━━━ Rows

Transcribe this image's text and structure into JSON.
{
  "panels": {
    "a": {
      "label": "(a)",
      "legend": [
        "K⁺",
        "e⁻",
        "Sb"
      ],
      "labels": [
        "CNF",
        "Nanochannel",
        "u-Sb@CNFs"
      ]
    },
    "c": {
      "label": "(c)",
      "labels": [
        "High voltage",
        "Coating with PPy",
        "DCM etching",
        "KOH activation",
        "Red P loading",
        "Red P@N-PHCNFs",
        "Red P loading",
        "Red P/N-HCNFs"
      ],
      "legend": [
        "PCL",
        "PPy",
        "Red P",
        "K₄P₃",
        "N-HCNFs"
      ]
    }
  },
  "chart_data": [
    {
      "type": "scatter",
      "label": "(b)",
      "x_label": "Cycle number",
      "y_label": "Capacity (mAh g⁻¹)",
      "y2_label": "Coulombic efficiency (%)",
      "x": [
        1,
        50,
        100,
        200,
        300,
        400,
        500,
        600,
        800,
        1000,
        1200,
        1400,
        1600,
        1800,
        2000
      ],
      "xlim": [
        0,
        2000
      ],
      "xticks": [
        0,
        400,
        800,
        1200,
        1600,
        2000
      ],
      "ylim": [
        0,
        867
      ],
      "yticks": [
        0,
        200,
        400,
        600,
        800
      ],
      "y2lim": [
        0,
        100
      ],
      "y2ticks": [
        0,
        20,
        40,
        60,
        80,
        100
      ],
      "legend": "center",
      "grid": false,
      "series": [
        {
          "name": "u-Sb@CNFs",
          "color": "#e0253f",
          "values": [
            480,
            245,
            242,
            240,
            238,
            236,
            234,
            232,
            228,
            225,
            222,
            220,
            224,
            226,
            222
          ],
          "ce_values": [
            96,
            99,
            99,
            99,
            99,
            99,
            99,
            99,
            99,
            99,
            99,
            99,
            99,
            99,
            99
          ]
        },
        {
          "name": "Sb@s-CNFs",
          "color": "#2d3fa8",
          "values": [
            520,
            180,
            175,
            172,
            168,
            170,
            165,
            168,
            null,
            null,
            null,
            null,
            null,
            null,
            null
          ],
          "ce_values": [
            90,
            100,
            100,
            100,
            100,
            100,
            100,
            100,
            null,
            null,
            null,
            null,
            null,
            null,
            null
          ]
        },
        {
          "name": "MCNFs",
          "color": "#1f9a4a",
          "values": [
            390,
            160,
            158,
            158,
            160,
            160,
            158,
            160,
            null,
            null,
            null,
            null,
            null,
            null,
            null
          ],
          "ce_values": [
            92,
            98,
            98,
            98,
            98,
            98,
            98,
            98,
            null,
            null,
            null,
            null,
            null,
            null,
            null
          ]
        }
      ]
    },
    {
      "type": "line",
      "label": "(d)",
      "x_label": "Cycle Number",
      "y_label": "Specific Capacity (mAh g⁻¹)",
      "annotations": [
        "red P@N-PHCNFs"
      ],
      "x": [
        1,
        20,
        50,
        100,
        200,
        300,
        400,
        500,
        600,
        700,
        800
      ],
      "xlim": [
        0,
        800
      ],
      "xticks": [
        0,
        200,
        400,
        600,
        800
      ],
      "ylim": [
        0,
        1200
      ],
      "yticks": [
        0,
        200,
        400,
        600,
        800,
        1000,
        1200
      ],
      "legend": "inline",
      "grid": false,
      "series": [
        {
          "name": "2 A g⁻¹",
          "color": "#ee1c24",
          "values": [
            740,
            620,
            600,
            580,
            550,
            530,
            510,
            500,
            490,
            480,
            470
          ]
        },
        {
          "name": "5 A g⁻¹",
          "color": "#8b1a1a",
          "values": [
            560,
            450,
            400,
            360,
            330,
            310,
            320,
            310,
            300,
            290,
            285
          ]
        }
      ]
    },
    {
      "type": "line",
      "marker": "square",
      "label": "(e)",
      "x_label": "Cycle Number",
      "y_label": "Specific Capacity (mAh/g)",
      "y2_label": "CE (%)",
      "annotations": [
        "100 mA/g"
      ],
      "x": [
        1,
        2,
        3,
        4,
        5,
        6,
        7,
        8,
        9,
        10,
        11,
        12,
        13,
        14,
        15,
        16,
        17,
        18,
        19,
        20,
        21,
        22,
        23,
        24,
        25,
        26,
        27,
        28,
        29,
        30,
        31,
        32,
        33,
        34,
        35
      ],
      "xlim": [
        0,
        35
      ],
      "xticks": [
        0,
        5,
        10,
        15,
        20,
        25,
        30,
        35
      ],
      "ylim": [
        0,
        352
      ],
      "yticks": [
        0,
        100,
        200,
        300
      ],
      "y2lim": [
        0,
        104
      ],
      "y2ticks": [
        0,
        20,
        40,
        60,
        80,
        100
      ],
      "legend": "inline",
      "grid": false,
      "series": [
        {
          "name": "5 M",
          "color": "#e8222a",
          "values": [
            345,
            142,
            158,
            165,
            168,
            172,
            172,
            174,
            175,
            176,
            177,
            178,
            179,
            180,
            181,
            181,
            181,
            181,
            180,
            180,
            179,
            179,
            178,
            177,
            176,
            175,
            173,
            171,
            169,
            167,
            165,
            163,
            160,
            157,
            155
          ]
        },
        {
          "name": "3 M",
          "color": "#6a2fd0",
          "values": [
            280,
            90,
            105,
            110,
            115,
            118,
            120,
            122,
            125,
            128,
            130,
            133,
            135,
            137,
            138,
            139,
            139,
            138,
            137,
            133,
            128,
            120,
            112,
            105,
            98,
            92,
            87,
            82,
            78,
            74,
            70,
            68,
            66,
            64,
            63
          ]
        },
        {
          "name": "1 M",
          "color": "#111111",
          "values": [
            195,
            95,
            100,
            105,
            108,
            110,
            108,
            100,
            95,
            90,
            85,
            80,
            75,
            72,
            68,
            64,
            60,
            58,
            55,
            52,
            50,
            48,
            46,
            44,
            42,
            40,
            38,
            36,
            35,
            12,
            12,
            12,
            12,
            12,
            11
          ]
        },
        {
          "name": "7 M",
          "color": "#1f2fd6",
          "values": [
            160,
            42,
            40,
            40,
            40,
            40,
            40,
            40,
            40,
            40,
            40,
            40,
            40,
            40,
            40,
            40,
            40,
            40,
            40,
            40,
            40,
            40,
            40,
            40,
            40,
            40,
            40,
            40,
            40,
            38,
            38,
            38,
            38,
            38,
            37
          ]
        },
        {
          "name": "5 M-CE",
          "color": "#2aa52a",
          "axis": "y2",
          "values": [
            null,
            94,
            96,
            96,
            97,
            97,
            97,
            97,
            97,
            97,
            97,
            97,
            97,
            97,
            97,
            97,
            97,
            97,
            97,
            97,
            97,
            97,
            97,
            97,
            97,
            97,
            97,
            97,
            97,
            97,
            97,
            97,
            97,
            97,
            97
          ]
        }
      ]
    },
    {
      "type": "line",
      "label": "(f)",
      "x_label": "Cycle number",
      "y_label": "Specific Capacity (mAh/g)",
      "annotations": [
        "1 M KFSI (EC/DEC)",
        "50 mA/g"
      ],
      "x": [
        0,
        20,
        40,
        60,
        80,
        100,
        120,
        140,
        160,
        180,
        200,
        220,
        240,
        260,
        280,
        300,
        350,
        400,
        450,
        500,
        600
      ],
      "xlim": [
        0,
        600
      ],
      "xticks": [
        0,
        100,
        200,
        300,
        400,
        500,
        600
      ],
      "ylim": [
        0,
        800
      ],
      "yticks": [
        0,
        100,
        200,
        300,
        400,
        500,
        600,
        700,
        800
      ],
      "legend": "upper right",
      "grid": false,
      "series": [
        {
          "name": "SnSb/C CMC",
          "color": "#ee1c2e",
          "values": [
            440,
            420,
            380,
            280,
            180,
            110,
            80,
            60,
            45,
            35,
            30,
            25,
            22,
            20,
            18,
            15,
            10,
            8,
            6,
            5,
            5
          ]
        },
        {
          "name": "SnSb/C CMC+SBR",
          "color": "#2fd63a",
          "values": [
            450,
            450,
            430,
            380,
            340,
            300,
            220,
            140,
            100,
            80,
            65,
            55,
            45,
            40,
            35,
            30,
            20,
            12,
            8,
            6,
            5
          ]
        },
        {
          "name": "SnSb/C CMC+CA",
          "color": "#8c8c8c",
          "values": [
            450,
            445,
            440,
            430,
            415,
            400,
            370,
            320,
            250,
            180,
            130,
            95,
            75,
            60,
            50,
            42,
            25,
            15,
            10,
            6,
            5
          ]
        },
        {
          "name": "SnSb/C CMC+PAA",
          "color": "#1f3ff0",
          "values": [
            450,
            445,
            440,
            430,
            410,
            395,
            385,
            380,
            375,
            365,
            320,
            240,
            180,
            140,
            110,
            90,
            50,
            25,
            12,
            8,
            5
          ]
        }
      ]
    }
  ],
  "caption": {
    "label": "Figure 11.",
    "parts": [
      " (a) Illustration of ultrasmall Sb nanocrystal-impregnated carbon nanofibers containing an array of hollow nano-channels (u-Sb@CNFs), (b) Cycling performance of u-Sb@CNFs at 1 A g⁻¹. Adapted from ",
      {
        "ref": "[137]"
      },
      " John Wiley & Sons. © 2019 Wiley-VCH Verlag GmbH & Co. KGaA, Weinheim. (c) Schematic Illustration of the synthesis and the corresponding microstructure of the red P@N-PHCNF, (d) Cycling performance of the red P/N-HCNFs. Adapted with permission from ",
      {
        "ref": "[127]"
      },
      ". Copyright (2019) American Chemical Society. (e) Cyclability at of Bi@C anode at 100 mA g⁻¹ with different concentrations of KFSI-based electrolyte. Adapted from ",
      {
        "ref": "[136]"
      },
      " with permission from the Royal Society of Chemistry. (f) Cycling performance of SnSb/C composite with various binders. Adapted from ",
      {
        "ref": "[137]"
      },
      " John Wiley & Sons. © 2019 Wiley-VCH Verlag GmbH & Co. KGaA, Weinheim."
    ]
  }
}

━━━━━━

▸ **The exercise**:
Where a line in the entries holds the word "John", copy that line.

▸ **Exercise response**:
      " John Wiley & Sons. © 2019 Wiley-VCH Verlag GmbH & Co. KGaA, Weinheim. (c) Schematic Illustration of the synthesis and the corresponding microstructure of the red P@N-PHCNF, (d) Cycling performance of the red P/N-HCNFs. Adapted with permission from ",
      " John Wiley & Sons. © 2019 Wiley-VCH Verlag GmbH & Co. KGaA, Weinheim."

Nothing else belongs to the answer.